| Énoncé de l'exercice 1 |
D'après l'article sur Erdogan, combien de médias le dirigeant turc a-t-il fait fermer ?
-------------------------
Apparemment, rien n’arrêtera le dirigeant turc dans ses tentatives pour centraliser le pouvoir et toutes les tentatives qui ont échoué le rendent encore plus désespéré.
Par Conn Hallina – Le 5 avril 2017 – Source Foreign Policy in Focus
À première vue, la volonté de Recep Tayyip Erdogan de créer une présidence exécutive avec un pouvoir presque illimité grâce à un référendum national ressemble à un coup facile.
L’homme n’a pas perdu d’élection depuis 1994, il a pipé les dés et tout mis de son côté pour le vote du 15 avril [gagné d’une courte tête, NdT]. Utilisant le coup d’État de l’été dernier comme rempart, il a déclaré l’état d’urgence, a licencié 130 000 employés du gouvernement, a emprisonné 45 000 personnes, y compris des parlementaires de l’opposition, et a fait fermer 176 médias. Le Parti populaire républicain, un parti d’opposition, déclare qu’il est harcelé par les menaces de mort des partisans du référendum et les arrestations par la police.
Parallèlement, il a délibérément provoqué des conflits avec l’Allemagne, l’Autriche et les Pays-Bas, pour aider à soulever une tornade de nationalisme, et il accuse ses adversaires d’« agir de concert avec des terroristes ». Selahattin Demirtas, député et coprésident du Parti démocrate populaire dominé par les Kurdes, la troisième plus grande formation politique en Turquie, est en état d’arrestation et fait face à 143 ans de prison. Plus de 70 maires kurdes sont derrière les barreaux.
Alors, pourquoi Erdogan est-il si nerveux ? Parce qu’il a des raisons de l’être.
Un mastodonte aux pieds d’argile
Le monstre totalitaire qu’Erdogan et son Parti de la justice et du développement (AKP) ont mis en place, pour démanteler le système politique actuel de la Turquie et le remplacer par un exécutif hautement centralisé avec le pouvoir de licencier le parlement, de contrôler le pouvoir judiciaire et de régir par décret, se montre relativement instable.
Tout d’abord, les nationalistes turcs, en particulier le Parti du Mouvement Nationaliste de Droite (MHP), sont profondément divisés. Les caciques du MHP soutiennent le « oui » au référendum, mais jusqu’à 65 % de la base du parti se prépare à voter « non ».
Deuxièmement, il y a de plus en plus d’inquiétudes au sujet de l’économie, le point fort de l’AKP, à l’époque. Erdogan a remporté les élections de 2002 en promettant d’augmenter le niveau de vie, en particulier pour les petites entreprises et les turcs qui vivent dans l’intérieur du pays, et il a largement tenu ces promesses. Sous la direction de l’AKP, l’économie turque s’est développée, mais avec une faiblesse intégrée.
-------------------------
| Énoncé de l'exercice 2 |
Reproduisez sans aucune modification les entrées, de la ligne contenant « series-line-level-2 xyxy=(194,229,351,295) » jusqu'à la fin des entrées, ces deux bornes comprises.

Entrées des zones de mise en page
-------------------------
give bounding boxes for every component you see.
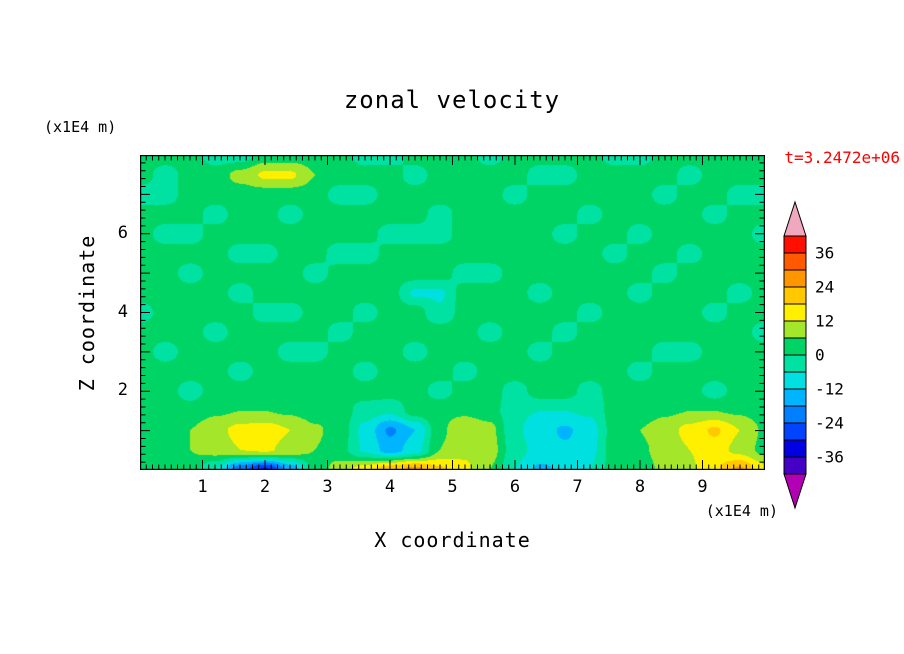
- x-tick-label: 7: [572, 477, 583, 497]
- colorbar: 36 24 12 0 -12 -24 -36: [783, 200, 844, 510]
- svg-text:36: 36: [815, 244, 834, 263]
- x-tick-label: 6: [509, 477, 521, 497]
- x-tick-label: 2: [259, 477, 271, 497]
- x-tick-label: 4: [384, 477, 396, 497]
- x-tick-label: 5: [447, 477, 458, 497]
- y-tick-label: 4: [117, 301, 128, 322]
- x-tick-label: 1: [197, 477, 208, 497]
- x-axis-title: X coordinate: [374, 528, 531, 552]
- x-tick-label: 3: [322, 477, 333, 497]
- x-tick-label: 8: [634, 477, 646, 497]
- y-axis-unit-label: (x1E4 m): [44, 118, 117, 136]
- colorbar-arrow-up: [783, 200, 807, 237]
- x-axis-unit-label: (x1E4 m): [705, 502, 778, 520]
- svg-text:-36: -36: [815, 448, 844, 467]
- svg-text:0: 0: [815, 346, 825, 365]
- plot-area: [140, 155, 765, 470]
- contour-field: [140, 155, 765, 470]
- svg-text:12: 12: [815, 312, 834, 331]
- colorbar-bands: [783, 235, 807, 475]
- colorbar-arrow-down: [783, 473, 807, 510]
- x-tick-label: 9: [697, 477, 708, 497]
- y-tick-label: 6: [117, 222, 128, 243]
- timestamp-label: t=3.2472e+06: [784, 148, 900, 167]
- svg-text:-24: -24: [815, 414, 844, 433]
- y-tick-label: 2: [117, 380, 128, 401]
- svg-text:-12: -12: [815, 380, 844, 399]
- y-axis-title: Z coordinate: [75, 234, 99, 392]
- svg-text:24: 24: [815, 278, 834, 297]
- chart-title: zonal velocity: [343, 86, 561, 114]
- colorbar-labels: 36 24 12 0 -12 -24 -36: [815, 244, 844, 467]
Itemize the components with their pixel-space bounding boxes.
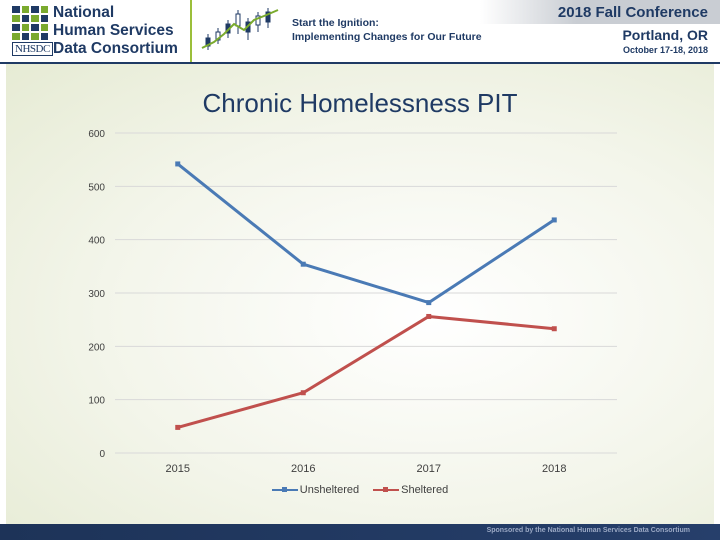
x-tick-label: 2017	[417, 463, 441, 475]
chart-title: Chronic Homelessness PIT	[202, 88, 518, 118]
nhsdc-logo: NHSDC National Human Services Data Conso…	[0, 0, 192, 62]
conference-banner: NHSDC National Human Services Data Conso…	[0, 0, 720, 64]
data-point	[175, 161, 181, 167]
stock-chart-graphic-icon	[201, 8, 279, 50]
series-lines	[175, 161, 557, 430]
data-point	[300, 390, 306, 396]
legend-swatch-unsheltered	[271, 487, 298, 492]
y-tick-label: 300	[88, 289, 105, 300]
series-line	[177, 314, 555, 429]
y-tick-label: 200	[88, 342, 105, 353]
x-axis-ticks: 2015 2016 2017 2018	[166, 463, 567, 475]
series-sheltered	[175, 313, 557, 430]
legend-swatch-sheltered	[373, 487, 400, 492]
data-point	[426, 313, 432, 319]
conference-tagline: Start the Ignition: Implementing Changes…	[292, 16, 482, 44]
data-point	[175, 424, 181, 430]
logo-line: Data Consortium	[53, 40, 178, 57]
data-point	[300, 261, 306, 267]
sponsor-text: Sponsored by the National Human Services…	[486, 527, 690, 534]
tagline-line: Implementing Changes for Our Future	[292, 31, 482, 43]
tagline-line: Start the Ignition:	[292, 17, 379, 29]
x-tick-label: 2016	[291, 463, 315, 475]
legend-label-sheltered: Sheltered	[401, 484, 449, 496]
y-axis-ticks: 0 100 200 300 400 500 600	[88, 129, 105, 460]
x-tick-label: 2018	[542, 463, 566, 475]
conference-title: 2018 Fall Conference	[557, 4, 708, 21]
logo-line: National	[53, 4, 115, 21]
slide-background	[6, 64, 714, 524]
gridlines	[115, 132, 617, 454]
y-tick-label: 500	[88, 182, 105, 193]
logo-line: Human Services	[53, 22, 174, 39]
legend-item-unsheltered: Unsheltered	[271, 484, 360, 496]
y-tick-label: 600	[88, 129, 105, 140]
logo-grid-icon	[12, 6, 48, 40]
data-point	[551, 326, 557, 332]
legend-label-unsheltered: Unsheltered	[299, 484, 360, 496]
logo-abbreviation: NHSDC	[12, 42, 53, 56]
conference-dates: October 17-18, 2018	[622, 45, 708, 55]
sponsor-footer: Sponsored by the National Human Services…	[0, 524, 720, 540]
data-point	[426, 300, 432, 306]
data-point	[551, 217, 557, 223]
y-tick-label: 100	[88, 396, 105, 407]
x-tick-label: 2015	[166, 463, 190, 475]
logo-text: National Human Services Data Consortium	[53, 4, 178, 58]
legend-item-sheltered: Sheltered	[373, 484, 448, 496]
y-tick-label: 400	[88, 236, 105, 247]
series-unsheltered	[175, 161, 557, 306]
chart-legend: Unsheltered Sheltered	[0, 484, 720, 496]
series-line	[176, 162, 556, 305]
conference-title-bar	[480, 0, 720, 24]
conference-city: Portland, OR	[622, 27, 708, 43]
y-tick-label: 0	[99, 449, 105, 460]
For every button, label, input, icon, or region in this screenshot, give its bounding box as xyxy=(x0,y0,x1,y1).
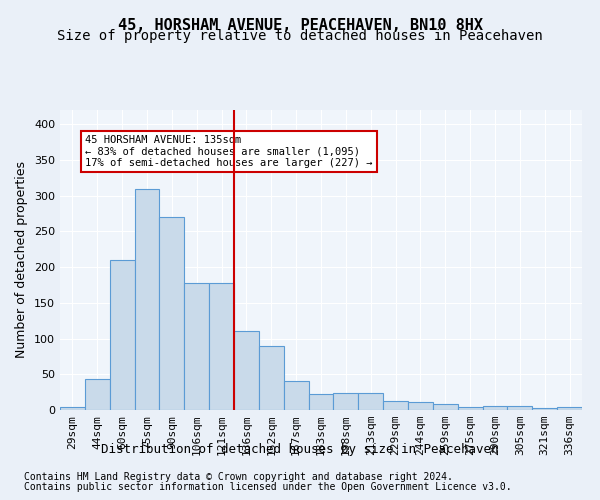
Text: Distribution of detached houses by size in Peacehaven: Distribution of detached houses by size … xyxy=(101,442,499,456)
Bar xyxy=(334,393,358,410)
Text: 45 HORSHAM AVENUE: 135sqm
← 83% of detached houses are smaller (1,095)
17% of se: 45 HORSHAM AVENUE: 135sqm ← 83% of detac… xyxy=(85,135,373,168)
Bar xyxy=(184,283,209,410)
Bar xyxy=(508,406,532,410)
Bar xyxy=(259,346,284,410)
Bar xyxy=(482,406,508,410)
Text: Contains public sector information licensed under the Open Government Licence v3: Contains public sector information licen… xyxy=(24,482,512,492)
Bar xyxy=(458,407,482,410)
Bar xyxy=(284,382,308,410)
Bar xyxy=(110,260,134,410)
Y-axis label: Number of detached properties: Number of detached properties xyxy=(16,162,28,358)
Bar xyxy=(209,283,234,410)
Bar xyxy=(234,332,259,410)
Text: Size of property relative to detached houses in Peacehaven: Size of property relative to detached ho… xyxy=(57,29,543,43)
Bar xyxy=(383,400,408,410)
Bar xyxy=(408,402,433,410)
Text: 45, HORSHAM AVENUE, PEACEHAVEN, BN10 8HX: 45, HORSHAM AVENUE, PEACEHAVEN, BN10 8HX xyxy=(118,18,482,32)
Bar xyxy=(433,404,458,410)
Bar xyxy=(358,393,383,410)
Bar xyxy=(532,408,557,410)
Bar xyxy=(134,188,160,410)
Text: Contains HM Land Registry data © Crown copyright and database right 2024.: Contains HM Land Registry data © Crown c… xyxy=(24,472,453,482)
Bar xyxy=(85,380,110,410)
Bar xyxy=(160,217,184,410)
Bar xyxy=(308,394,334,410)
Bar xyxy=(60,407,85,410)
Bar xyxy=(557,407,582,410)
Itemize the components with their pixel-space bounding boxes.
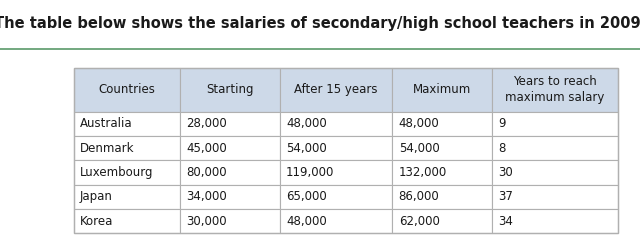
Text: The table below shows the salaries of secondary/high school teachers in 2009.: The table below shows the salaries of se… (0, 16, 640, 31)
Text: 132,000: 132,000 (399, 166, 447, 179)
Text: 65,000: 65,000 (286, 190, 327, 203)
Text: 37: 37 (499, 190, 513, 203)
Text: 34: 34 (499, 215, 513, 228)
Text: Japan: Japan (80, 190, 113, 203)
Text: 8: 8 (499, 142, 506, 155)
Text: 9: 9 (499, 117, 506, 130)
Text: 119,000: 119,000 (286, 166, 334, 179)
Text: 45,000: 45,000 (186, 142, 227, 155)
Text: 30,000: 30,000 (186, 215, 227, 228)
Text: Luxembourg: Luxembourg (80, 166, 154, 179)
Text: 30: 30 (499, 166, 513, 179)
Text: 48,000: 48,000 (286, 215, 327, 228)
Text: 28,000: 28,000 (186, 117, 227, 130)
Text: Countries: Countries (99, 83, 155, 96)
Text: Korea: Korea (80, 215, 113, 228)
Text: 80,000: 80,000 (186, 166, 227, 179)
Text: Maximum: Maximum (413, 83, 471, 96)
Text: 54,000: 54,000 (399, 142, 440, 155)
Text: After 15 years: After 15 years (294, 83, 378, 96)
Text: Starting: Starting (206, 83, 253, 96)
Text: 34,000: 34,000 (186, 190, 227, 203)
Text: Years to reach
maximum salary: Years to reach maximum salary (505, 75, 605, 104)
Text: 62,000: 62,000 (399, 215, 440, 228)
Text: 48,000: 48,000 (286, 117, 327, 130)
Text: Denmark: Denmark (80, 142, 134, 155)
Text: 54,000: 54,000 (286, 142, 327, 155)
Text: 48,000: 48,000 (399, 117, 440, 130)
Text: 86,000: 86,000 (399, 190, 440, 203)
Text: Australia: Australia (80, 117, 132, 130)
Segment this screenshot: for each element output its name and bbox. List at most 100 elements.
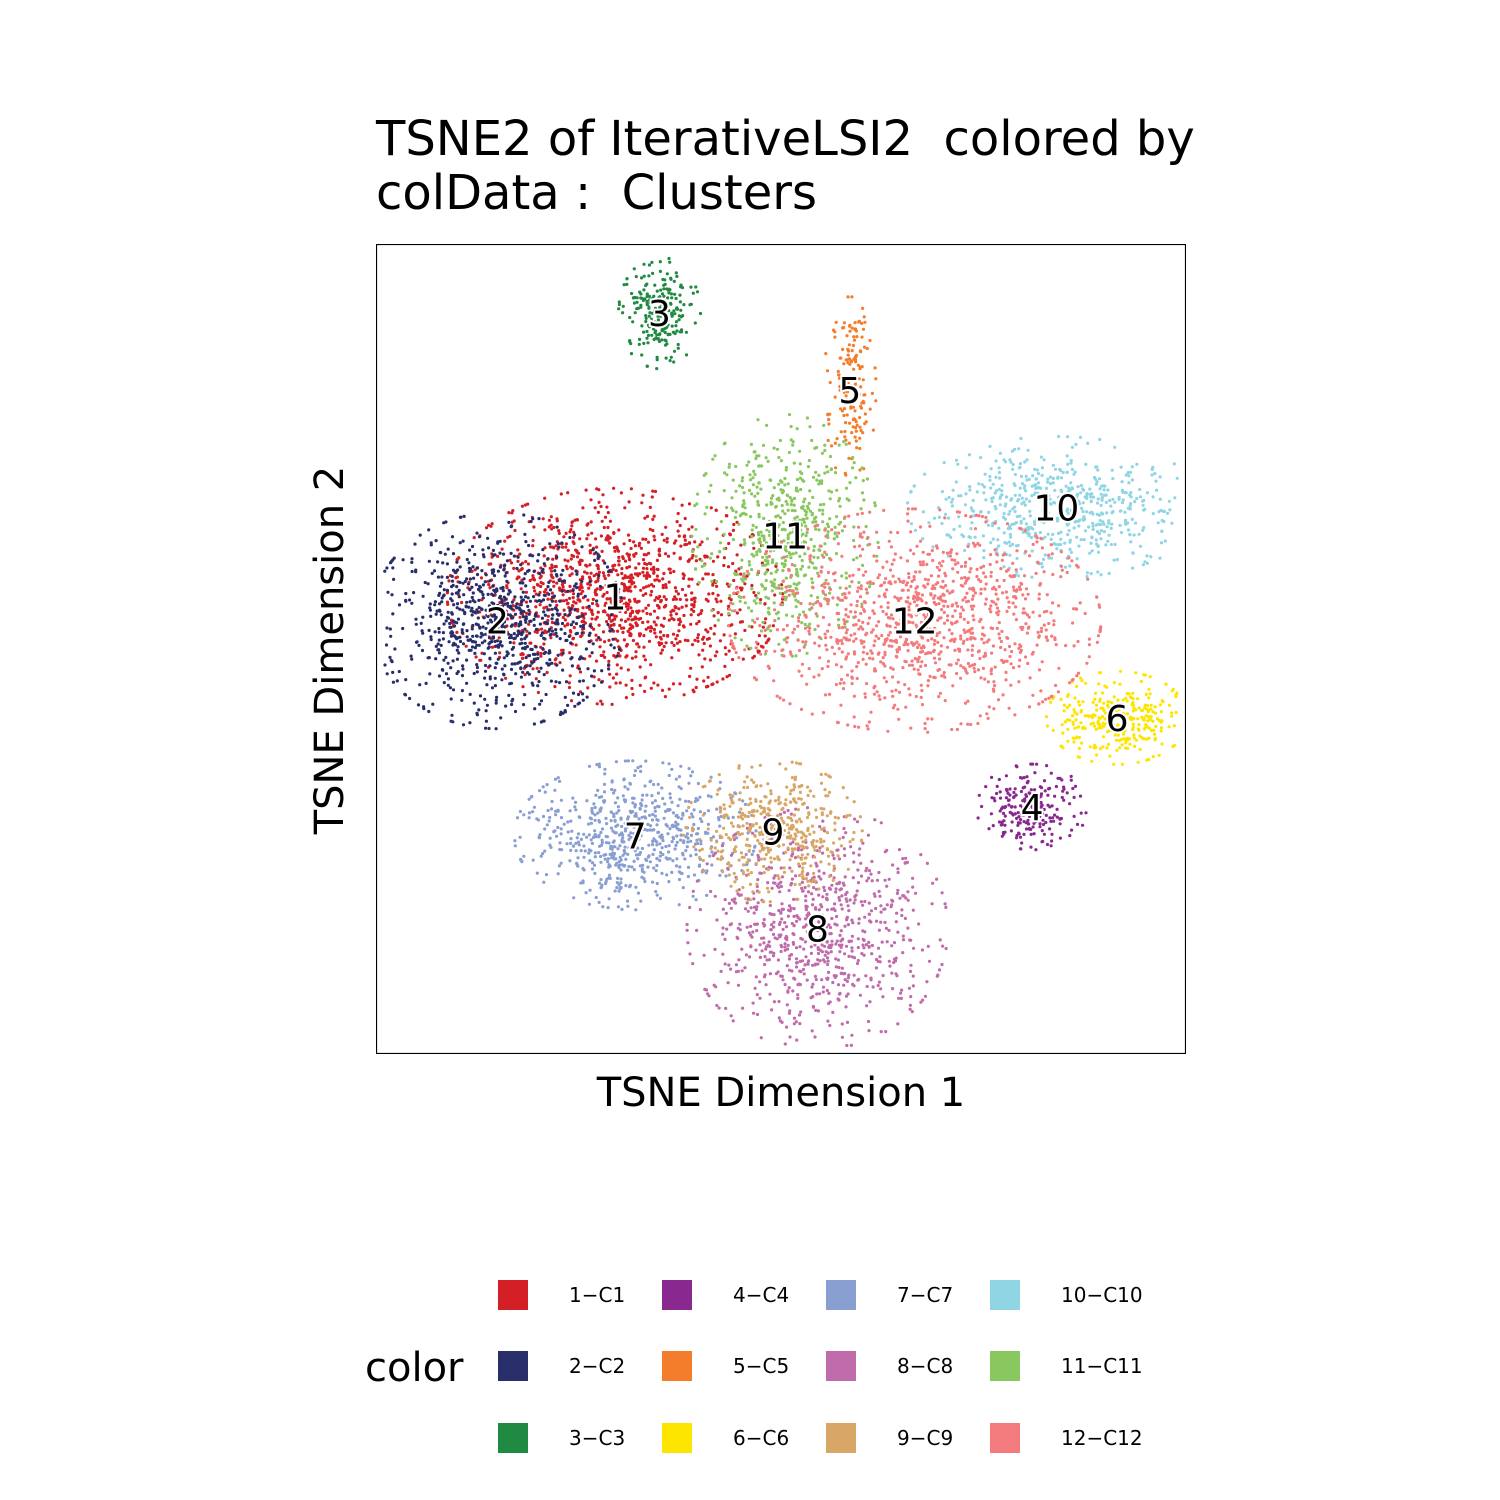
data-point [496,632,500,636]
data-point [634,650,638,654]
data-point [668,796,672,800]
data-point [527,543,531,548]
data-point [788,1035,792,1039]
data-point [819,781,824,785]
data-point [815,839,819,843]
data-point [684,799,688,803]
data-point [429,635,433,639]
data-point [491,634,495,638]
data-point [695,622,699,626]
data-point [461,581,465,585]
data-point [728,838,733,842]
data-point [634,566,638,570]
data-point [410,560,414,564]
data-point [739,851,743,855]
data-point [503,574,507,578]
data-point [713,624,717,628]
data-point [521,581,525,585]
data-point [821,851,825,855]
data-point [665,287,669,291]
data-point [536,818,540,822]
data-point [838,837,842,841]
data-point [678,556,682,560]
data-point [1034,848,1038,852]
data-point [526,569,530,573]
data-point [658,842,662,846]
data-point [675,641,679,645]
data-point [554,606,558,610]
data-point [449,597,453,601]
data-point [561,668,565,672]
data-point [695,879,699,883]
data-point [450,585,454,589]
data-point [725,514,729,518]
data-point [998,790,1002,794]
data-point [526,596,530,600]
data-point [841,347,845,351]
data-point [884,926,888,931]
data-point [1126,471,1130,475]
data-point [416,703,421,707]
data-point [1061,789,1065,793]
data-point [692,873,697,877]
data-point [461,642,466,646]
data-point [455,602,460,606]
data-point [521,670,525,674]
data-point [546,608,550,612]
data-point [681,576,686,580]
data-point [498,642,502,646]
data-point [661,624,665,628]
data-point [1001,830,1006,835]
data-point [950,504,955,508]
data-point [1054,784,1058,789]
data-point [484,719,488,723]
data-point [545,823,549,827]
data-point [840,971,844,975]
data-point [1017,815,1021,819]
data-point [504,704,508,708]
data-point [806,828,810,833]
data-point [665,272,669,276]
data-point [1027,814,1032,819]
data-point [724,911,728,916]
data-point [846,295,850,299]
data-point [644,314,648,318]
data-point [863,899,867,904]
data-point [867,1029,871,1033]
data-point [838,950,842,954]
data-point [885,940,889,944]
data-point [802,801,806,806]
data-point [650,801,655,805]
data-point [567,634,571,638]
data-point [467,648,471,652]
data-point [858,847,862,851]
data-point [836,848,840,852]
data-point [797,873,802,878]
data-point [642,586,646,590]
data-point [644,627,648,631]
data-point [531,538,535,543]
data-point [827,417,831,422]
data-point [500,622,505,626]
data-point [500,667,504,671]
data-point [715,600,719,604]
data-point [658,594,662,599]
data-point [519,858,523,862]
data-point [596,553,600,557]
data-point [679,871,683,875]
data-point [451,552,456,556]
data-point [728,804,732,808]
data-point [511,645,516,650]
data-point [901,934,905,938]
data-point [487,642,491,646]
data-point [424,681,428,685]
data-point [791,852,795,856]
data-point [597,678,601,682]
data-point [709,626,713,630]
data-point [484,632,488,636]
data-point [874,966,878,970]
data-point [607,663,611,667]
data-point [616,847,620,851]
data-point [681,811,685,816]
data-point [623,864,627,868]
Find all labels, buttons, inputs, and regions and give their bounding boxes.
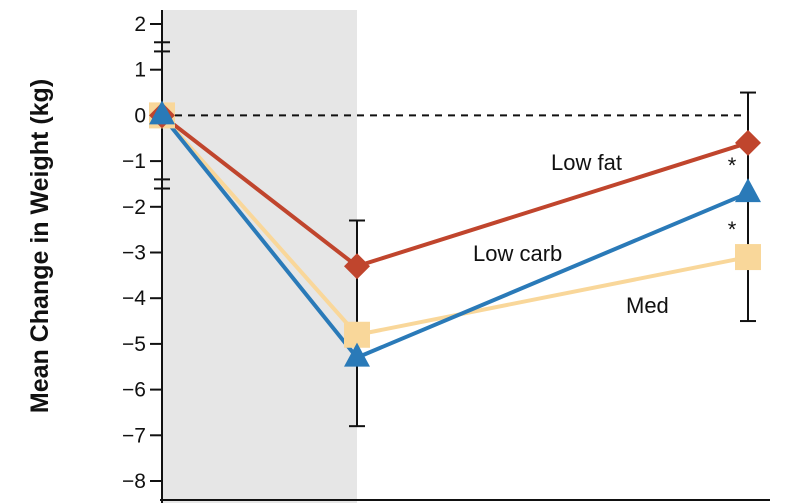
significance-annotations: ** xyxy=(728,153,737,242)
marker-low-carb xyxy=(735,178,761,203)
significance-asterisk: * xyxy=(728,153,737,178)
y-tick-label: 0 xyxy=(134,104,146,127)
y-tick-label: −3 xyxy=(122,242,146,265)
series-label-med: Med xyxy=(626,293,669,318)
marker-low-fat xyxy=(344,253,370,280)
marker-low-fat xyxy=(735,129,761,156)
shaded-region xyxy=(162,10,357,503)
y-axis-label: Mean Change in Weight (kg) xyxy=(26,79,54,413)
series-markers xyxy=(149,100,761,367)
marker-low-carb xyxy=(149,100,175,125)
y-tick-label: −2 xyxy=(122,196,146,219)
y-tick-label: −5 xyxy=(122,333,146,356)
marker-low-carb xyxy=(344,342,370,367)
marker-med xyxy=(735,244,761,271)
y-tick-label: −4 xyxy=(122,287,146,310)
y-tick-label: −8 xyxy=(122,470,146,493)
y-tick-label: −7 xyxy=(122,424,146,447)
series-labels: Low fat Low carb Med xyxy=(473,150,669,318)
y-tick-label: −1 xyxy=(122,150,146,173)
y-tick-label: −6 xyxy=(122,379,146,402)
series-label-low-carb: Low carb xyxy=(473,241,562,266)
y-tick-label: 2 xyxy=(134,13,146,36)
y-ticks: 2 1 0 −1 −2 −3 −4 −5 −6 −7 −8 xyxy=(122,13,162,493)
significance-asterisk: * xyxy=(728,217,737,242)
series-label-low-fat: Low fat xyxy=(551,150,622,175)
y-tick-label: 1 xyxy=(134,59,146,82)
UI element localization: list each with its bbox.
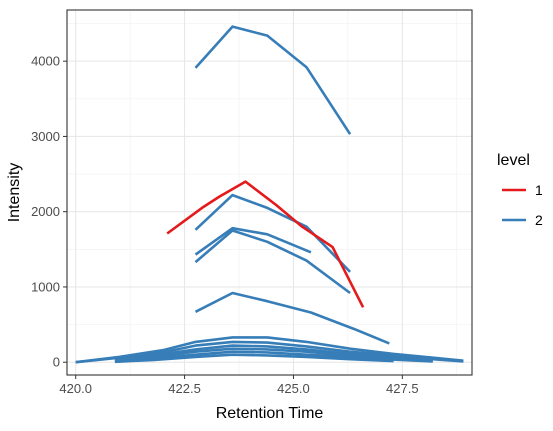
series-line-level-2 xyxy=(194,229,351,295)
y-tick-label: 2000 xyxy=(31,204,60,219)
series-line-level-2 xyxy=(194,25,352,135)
-------------------------
| Corrigé complet 1 |
Il a fait fermer 176 médias.

| Corrigé complet 2 |
series-line-level-2 xyxy=(194,229,351,295)
y-tick-label: 2000 xyxy=(31,204,60,219)
series-line-level-2 xyxy=(194,25,352,135)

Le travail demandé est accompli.